Return all of the entries exactly, with nothing added or left out.

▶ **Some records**
:::::

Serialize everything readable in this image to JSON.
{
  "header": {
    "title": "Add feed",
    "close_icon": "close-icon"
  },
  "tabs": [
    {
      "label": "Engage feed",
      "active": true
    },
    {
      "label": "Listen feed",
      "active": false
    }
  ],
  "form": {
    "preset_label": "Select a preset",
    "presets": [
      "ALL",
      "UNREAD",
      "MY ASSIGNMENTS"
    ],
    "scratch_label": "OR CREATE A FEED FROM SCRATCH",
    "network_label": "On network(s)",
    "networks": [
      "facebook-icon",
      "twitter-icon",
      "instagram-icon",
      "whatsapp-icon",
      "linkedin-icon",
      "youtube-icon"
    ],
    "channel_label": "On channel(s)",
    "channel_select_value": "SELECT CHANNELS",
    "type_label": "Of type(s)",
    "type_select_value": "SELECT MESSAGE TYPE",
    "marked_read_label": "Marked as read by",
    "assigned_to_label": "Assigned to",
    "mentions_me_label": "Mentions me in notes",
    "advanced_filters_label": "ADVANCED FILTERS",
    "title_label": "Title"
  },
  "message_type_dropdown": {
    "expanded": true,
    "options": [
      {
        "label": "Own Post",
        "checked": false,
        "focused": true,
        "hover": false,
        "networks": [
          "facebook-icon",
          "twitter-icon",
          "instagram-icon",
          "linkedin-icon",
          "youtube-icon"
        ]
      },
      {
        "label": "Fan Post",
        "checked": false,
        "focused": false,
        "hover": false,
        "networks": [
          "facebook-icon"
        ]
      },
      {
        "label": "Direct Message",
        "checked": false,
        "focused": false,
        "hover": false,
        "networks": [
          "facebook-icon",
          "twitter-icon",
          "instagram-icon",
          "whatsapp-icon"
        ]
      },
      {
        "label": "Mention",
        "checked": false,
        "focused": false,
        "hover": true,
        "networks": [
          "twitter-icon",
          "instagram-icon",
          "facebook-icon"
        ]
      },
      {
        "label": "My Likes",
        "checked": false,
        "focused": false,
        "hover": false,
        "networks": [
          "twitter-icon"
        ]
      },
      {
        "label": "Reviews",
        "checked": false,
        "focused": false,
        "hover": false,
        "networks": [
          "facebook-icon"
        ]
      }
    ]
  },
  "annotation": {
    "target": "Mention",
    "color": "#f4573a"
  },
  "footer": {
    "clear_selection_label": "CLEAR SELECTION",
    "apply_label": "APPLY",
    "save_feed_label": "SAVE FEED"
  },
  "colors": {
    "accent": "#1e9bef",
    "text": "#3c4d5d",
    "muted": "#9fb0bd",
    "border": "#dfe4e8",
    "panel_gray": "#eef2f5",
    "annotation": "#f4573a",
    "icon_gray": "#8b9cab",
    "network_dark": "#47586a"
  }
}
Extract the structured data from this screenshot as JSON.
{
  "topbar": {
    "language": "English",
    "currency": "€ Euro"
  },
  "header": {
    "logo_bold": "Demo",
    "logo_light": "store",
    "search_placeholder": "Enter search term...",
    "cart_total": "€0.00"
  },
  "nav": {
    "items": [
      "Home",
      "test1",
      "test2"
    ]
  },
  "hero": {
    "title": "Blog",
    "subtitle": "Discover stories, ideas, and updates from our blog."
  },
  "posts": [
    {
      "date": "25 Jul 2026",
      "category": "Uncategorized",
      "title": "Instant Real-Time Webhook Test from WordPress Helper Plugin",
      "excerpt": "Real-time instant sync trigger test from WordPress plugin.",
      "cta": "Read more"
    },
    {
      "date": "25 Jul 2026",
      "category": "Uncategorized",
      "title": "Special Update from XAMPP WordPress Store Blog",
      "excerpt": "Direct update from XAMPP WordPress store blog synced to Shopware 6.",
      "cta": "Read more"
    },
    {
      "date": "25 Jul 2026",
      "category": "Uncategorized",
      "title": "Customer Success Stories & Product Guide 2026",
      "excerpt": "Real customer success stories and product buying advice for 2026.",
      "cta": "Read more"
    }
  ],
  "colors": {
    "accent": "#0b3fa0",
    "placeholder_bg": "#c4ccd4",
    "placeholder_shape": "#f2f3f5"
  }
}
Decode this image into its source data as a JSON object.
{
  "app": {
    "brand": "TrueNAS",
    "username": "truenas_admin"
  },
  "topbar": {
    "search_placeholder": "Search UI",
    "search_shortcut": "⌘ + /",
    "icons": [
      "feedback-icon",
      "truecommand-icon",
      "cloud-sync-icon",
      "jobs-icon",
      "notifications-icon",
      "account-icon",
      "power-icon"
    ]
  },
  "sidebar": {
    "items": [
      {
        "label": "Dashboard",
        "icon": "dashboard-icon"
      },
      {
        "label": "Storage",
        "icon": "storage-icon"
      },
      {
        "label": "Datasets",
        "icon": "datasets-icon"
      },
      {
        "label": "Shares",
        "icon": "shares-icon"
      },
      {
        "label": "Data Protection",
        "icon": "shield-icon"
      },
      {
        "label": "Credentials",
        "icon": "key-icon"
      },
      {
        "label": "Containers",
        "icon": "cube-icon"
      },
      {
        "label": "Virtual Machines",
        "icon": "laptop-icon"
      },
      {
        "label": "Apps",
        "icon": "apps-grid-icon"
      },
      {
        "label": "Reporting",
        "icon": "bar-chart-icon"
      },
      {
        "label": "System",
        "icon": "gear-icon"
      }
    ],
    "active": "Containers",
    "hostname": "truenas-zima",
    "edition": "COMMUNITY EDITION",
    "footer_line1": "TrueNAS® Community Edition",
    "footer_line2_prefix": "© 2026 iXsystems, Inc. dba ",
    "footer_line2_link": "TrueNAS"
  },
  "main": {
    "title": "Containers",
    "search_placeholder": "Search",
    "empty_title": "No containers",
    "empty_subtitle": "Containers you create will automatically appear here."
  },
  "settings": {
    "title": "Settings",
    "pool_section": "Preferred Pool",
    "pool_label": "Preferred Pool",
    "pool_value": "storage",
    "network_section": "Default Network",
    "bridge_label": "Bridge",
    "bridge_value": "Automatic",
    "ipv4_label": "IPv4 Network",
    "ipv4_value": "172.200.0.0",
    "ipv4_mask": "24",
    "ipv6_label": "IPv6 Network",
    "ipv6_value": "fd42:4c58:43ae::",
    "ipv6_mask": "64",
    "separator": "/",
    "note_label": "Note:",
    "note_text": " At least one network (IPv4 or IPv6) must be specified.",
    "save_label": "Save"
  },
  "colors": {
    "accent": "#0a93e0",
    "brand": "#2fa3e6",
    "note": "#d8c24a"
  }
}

:::::

▶ **Complete response**
Serialize everything readable in this image to JSON.
{
  "header": {
    "title": "Add feed",
    "close_icon": "close-icon"
  },
  "tabs": [
    {
      "label": "Engage feed",
      "active": true
    },
    {
      "label": "Listen feed",
      "active": false
    }
  ],
  "form": {
    "preset_label": "Select a preset",
    "presets": [
      "ALL",
      "UNREAD",
      "MY ASSIGNMENTS"
    ],
    "scratch_label": "OR CREATE A FEED FROM SCRATCH",
    "network_label": "On network(s)",
    "networks": [
      "facebook-icon",
      "twitter-icon",
      "instagram-icon",
      "whatsapp-icon",
      "linkedin-icon",
      "youtube-icon"
    ],
    "channel_label": "On channel(s)",
    "channel_select_value": "SELECT CHANNELS",
    "type_label": "Of type(s)",
    "type_select_value": "SELECT MESSAGE TYPE",
    "marked_read_label": "Marked as read by",
    "assigned_to_label": "Assigned to",
    "mentions_me_label": "Mentions me in notes",
    "advanced_filters_label": "ADVANCED FILTERS",
    "title_label": "Title"
  },
  "message_type_dropdown": {
    "expanded": true,
    "options": [
      {
        "label": "Own Post",
        "checked": false,
        "focused": true,
        "hover": false,
        "networks": [
          "facebook-icon",
          "twitter-icon",
          "instagram-icon",
          "linkedin-icon",
          "youtube-icon"
        ]
      },
      {
        "label": "Fan Post",
        "checked": false,
        "focused": false,
        "hover": false,
        "networks": [
          "facebook-icon"
        ]
      },
      {
        "label": "Direct Message",
        "checked": false,
        "focused": false,
        "hover": false,
        "networks": [
          "facebook-icon",
          "twitter-icon",
          "instagram-icon",
          "whatsapp-icon"
        ]
      },
      {
        "label": "Mention",
        "checked": false,
        "focused": false,
        "hover": true,
        "networks": [
          "twitter-icon",
          "instagram-icon",
          "facebook-icon"
        ]
      },
      {
        "label": "My Likes",
        "checked": false,
        "focused": false,
        "hover": false,
        "networks": [
          "twitter-icon"
        ]
      },
      {
        "label": "Reviews",
        "checked": false,
        "focused": false,
        "hover": false,
        "networks": [
          "facebook-icon"
        ]
      }
    ]
  },
  "annotation": {
    "target": "Mention",
    "color": "#f4573a"
  },
  "footer": {
    "clear_selection_label": "CLEAR SELECTION",
    "apply_label": "APPLY",
    "save_feed_label": "SAVE FEED"
  },
  "colors": {
    "accent": "#1e9bef",
    "text": "#3c4d5d",
    "muted": "#9fb0bd",
    "border": "#dfe4e8",
    "panel_gray": "#eef2f5",
    "annotation": "#f4573a",
    "icon_gray": "#8b9cab",
    "network_dark": "#47586a"
  }
}
Extract the structured data from this screenshot as JSON.
{
  "topbar": {
    "language": "English",
    "currency": "€ Euro"
  },
  "header": {
    "logo_bold": "Demo",
    "logo_light": "store",
    "search_placeholder": "Enter search term...",
    "cart_total": "€0.00"
  },
  "nav": {
    "items": [
      "Home",
      "test1",
      "test2"
    ]
  },
  "hero": {
    "title": "Blog",
    "subtitle": "Discover stories, ideas, and updates from our blog."
  },
  "posts": [
    {
      "date": "25 Jul 2026",
      "category": "Uncategorized",
      "title": "Instant Real-Time Webhook Test from WordPress Helper Plugin",
      "excerpt": "Real-time instant sync trigger test from WordPress plugin.",
      "cta": "Read more"
    },
    {
      "date": "25 Jul 2026",
      "category": "Uncategorized",
      "title": "Special Update from XAMPP WordPress Store Blog",
      "excerpt": "Direct update from XAMPP WordPress store blog synced to Shopware 6.",
      "cta": "Read more"
    },
    {
      "date": "25 Jul 2026",
      "category": "Uncategorized",
      "title": "Customer Success Stories & Product Guide 2026",
      "excerpt": "Real customer success stories and product buying advice for 2026.",
      "cta": "Read more"
    }
  ],
  "colors": {
    "accent": "#0b3fa0",
    "placeholder_bg": "#c4ccd4",
    "placeholder_shape": "#f2f3f5"
  }
}
Decode this image into its source data as a JSON object.
{
  "app": {
    "brand": "TrueNAS",
    "username": "truenas_admin"
  },
  "topbar": {
    "search_placeholder": "Search UI",
    "search_shortcut": "⌘ + /",
    "icons": [
      "feedback-icon",
      "truecommand-icon",
      "cloud-sync-icon",
      "jobs-icon",
      "notifications-icon",
      "account-icon",
      "power-icon"
    ]
  },
  "sidebar": {
    "items": [
      {
        "label": "Dashboard",
        "icon": "dashboard-icon"
      },
      {
        "label": "Storage",
        "icon": "storage-icon"
      },
      {
        "label": "Datasets",
        "icon": "datasets-icon"
      },
      {
        "label": "Shares",
        "icon": "shares-icon"
      },
      {
        "label": "Data Protection",
        "icon": "shield-icon"
      },
      {
        "label": "Credentials",
        "icon": "key-icon"
      },
      {
        "label": "Containers",
        "icon": "cube-icon"
      },
      {
        "label": "Virtual Machines",
        "icon": "laptop-icon"
      },
      {
        "label": "Apps",
        "icon": "apps-grid-icon"
      },
      {
        "label": "Reporting",
        "icon": "bar-chart-icon"
      },
      {
        "label": "System",
        "icon": "gear-icon"
      }
    ],
    "active": "Containers",
    "hostname": "truenas-zima",
    "edition": "COMMUNITY EDITION",
    "footer_line1": "TrueNAS® Community Edition",
    "footer_line2_prefix": "© 2026 iXsystems, Inc. dba ",
    "footer_line2_link": "TrueNAS"
  },
  "main": {
    "title": "Containers",
    "search_placeholder": "Search",
    "empty_title": "No containers",
    "empty_subtitle": "Containers you create will automatically appear here."
  },
  "settings": {
    "title": "Settings",
    "pool_section": "Preferred Pool",
    "pool_label": "Preferred Pool",
    "pool_value": "storage",
    "network_section": "Default Network",
    "bridge_label": "Bridge",
    "bridge_value": "Automatic",
    "ipv4_label": "IPv4 Network",
    "ipv4_value": "172.200.0.0",
    "ipv4_mask": "24",
    "ipv6_label": "IPv6 Network",
    "ipv6_value": "fd42:4c58:43ae::",
    "ipv6_mask": "64",
    "separator": "/",
    "note_label": "Note:",
    "note_text": " At least one network (IPv4 or IPv6) must be specified.",
    "save_label": "Save"
  },
  "colors": {
    "accent": "#0a93e0",
    "brand": "#2fa3e6",
    "note": "#d8c24a"
  }
}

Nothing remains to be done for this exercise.